-- begin RECORDS PROVIDED --
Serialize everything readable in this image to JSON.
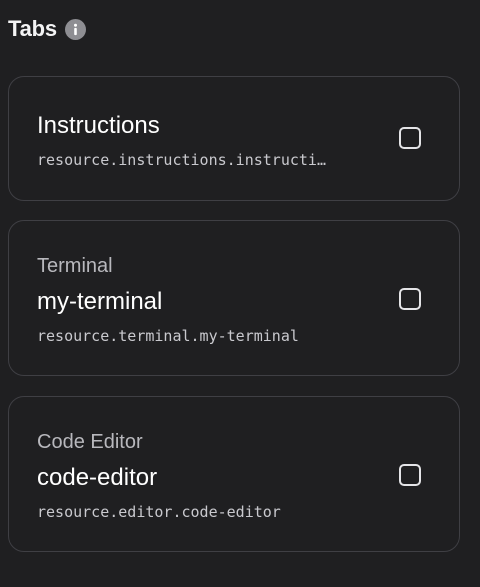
{
  "section": {
    "title": "Tabs",
    "info_icon": "info-icon"
  },
  "tabs": [
    {
      "type": "",
      "name": "Instructions",
      "resource": "resource.instructions.instructi…",
      "checked": false
    },
    {
      "type": "Terminal",
      "name": "my-terminal",
      "resource": "resource.terminal.my-terminal",
      "checked": false
    },
    {
      "type": "Code Editor",
      "name": "code-editor",
      "resource": "resource.editor.code-editor",
      "checked": false
    }
  ],
  "colors": {
    "background": "#1f1f21",
    "card_border": "#3f3f44",
    "text_primary": "#ffffff",
    "text_secondary": "#b8b8bd",
    "info_icon_bg": "#8e8e93"
  }
}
-- end RECORDS PROVIDED --
• **EXERCISE TASK**: Count how many lines in the data contain the word "type", giving the number without comment.

• **RESPONSE**: 3